_The problem_: Turn every line of the records below into a Markdown table with two columns, "No." for the row number and "Line" for the line itself. Leave out any blank lines.

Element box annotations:
○ ○ ○ ○

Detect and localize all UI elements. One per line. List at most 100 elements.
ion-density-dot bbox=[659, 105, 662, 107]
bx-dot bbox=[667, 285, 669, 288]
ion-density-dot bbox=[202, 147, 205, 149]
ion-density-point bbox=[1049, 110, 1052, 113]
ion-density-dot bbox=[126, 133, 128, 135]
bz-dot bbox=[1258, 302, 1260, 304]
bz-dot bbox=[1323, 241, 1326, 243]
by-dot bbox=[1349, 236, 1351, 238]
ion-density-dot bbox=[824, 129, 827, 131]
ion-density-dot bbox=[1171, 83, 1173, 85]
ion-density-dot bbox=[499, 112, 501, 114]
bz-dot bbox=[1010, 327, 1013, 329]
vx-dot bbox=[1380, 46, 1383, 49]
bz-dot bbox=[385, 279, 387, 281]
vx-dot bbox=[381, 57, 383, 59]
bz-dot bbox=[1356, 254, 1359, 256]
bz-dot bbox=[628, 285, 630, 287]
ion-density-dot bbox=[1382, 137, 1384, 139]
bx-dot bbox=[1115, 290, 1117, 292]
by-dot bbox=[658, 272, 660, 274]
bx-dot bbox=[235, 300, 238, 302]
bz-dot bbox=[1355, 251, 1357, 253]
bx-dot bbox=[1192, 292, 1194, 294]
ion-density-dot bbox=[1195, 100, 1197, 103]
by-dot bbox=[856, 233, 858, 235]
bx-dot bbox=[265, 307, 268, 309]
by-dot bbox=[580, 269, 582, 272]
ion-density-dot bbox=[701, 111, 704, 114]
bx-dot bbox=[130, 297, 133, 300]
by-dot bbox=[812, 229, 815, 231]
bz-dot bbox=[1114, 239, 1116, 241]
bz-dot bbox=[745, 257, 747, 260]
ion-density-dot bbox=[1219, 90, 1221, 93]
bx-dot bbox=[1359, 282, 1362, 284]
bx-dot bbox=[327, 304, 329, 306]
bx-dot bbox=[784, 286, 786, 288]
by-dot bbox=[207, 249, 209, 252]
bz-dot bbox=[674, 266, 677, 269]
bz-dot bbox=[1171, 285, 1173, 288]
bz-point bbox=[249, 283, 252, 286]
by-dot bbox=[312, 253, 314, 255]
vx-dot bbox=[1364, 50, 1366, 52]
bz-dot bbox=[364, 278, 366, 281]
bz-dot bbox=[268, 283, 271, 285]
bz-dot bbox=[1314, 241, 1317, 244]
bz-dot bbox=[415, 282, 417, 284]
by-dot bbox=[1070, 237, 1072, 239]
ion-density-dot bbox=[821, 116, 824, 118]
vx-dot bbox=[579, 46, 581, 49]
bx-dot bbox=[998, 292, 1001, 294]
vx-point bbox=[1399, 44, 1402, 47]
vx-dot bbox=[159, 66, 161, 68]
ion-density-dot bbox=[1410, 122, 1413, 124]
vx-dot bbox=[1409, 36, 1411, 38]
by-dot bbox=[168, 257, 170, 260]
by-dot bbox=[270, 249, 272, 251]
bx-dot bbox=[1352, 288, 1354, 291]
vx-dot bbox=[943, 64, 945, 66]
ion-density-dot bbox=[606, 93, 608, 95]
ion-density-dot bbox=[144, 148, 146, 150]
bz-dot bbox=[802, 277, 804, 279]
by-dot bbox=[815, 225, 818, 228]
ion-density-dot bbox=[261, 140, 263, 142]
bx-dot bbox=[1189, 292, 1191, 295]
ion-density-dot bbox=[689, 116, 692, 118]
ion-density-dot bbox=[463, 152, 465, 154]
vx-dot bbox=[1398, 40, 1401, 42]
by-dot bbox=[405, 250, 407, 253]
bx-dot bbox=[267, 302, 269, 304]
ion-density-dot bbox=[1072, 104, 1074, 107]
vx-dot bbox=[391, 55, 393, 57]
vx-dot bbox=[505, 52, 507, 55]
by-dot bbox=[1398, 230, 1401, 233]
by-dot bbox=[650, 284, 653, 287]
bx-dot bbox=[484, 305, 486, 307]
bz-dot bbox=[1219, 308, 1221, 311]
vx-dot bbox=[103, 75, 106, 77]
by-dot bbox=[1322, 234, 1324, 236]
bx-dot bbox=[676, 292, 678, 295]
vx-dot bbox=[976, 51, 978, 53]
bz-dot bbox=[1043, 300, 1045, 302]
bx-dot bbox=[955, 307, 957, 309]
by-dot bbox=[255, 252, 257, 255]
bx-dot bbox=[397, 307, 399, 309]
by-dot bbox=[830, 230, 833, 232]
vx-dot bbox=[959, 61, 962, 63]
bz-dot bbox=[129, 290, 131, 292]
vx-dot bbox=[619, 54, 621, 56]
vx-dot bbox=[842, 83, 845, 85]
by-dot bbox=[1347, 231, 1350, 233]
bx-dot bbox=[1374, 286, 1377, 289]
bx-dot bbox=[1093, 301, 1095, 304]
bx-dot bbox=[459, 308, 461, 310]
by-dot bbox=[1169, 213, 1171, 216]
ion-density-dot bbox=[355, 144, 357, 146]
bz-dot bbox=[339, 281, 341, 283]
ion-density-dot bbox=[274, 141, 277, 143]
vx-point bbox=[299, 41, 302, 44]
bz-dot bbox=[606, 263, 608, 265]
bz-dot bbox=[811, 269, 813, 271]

○ ○ ○ ○

_Answer to the task_:
| No. | Line |
|---|---|
| 1 | Detect and localize all UI elements. One per line. List at most 100 elements. |
| 2 | ion-density-dot bbox=[659, 105, 662, 107] |
| 3 | bx-dot bbox=[667, 285, 669, 288] |
| 4 | ion-density-dot bbox=[202, 147, 205, 149] |
| 5 | ion-density-point bbox=[1049, 110, 1052, 113] |
| 6 | ion-density-dot bbox=[126, 133, 128, 135] |
| 7 | bz-dot bbox=[1258, 302, 1260, 304] |
| 8 | bz-dot bbox=[1323, 241, 1326, 243] |
| 9 | by-dot bbox=[1349, 236, 1351, 238] |
| 10 | ion-density-dot bbox=[824, 129, 827, 131] |
| 11 | ion-density-dot bbox=[1171, 83, 1173, 85] |
| 12 | ion-density-dot bbox=[499, 112, 501, 114] |
| 13 | bz-dot bbox=[1010, 327, 1013, 329] |
| 14 | vx-dot bbox=[1380, 46, 1383, 49] |
| 15 | bz-dot bbox=[385, 279, 387, 281] |
| 16 | vx-dot bbox=[381, 57, 383, 59] |
| 17 | bz-dot bbox=[1356, 254, 1359, 256] |
| 18 | bz-dot bbox=[628, 285, 630, 287] |
| 19 | ion-density-dot bbox=[1382, 137, 1384, 139] |
| 20 | bx-dot bbox=[1115, 290, 1117, 292] |
| 21 | by-dot bbox=[658, 272, 660, 274] |
| 22 | bx-dot bbox=[235, 300, 238, 302] |
| 23 | bz-dot bbox=[1355, 251, 1357, 253] |
| 24 | bx-dot bbox=[1192, 292, 1194, 294] |
| 25 | ion-density-dot bbox=[1195, 100, 1197, 103] |
| 26 | by-dot bbox=[856, 233, 858, 235] |
| 27 | bx-dot bbox=[265, 307, 268, 309] |
| 28 | by-dot bbox=[580, 269, 582, 272] |
| 29 | ion-density-dot bbox=[701, 111, 704, 114] |
| 30 | bx-dot bbox=[130, 297, 133, 300] |
| 31 | by-dot bbox=[812, 229, 815, 231] |
| 32 | bz-dot bbox=[1114, 239, 1116, 241] |
| 33 | bz-dot bbox=[745, 257, 747, 260] |
| 34 | ion-density-dot bbox=[1219, 90, 1221, 93] |
| 35 | bx-dot bbox=[1359, 282, 1362, 284] |
| 36 | bx-dot bbox=[327, 304, 329, 306] |
| 37 | bx-dot bbox=[784, 286, 786, 288] |
| 38 | by-dot bbox=[207, 249, 209, 252] |
| 39 | bz-dot bbox=[674, 266, 677, 269] |
| 40 | bz-dot bbox=[1171, 285, 1173, 288] |
| 41 | bz-point bbox=[249, 283, 252, 286] |
| 42 | by-dot bbox=[312, 253, 314, 255] |
| 43 | vx-dot bbox=[1364, 50, 1366, 52] |
| 44 | bz-dot bbox=[364, 278, 366, 281] |
| 45 | bz-dot bbox=[268, 283, 271, 285] |
| 46 | bz-dot bbox=[1314, 241, 1317, 244] |
| 47 | bz-dot bbox=[415, 282, 417, 284] |
| 48 | by-dot bbox=[1070, 237, 1072, 239] |
| 49 | ion-density-dot bbox=[821, 116, 824, 118] |
| 50 | vx-dot bbox=[579, 46, 581, 49] |
| 51 | bx-dot bbox=[998, 292, 1001, 294] |
| 52 | vx-point bbox=[1399, 44, 1402, 47] |
| 53 | vx-dot bbox=[159, 66, 161, 68] |
| 54 | ion-density-dot bbox=[1410, 122, 1413, 124] |
| 55 | vx-dot bbox=[1409, 36, 1411, 38] |
| 56 | by-dot bbox=[168, 257, 170, 260] |
| 57 | by-dot bbox=[270, 249, 272, 251] |
| 58 | bx-dot bbox=[1352, 288, 1354, 291] |
| 59 | vx-dot bbox=[943, 64, 945, 66] |
| 60 | ion-density-dot bbox=[606, 93, 608, 95] |
| 61 | ion-density-dot bbox=[144, 148, 146, 150] |
| 62 | bz-dot bbox=[802, 277, 804, 279] |
| 63 | by-dot bbox=[815, 225, 818, 228] |
| 64 | ion-density-dot bbox=[261, 140, 263, 142] |
| 65 | bx-dot bbox=[1189, 292, 1191, 295] |
| 66 | ion-density-dot bbox=[689, 116, 692, 118] |
| 67 | ion-density-dot bbox=[463, 152, 465, 154] |
| 68 | vx-dot bbox=[1398, 40, 1401, 42] |
| 69 | by-dot bbox=[405, 250, 407, 253] |
| 70 | bx-dot bbox=[267, 302, 269, 304] |
| 71 | ion-density-dot bbox=[1072, 104, 1074, 107] |
| 72 | vx-dot bbox=[391, 55, 393, 57] |
| 73 | vx-dot bbox=[505, 52, 507, 55] |
| 74 | by-dot bbox=[1398, 230, 1401, 233] |
| 75 | by-dot bbox=[650, 284, 653, 287] |
| 76 | bx-dot bbox=[484, 305, 486, 307] |
| 77 | bz-dot bbox=[1219, 308, 1221, 311] |
| 78 | vx-dot bbox=[103, 75, 106, 77] |
| 79 | by-dot bbox=[1322, 234, 1324, 236] |
| 80 | bx-dot bbox=[676, 292, 678, 295] |
| 81 | vx-dot bbox=[976, 51, 978, 53] |
| 82 | bz-dot bbox=[1043, 300, 1045, 302] |
| 83 | bx-dot bbox=[955, 307, 957, 309] |
| 84 | by-dot bbox=[255, 252, 257, 255] |
| 85 | bx-dot bbox=[397, 307, 399, 309] |
| 86 | by-dot bbox=[830, 230, 833, 232] |
| 87 | vx-dot bbox=[959, 61, 962, 63] |
| 88 | bz-dot bbox=[129, 290, 131, 292] |
| 89 | vx-dot bbox=[619, 54, 621, 56] |
| 90 | vx-dot bbox=[842, 83, 845, 85] |
| 91 | by-dot bbox=[1347, 231, 1350, 233] |
| 92 | bx-dot bbox=[1374, 286, 1377, 289] |
| 93 | bx-dot bbox=[1093, 301, 1095, 304] |
| 94 | bx-dot bbox=[459, 308, 461, 310] |
| 95 | by-dot bbox=[1169, 213, 1171, 216] |
| 96 | ion-density-dot bbox=[355, 144, 357, 146] |
| 97 | bz-dot bbox=[339, 281, 341, 283] |
| 98 | ion-density-dot bbox=[274, 141, 277, 143] |
| 99 | vx-point bbox=[299, 41, 302, 44] |
| 100 | bz-dot bbox=[606, 263, 608, 265] |
| 101 | bz-dot bbox=[811, 269, 813, 271] |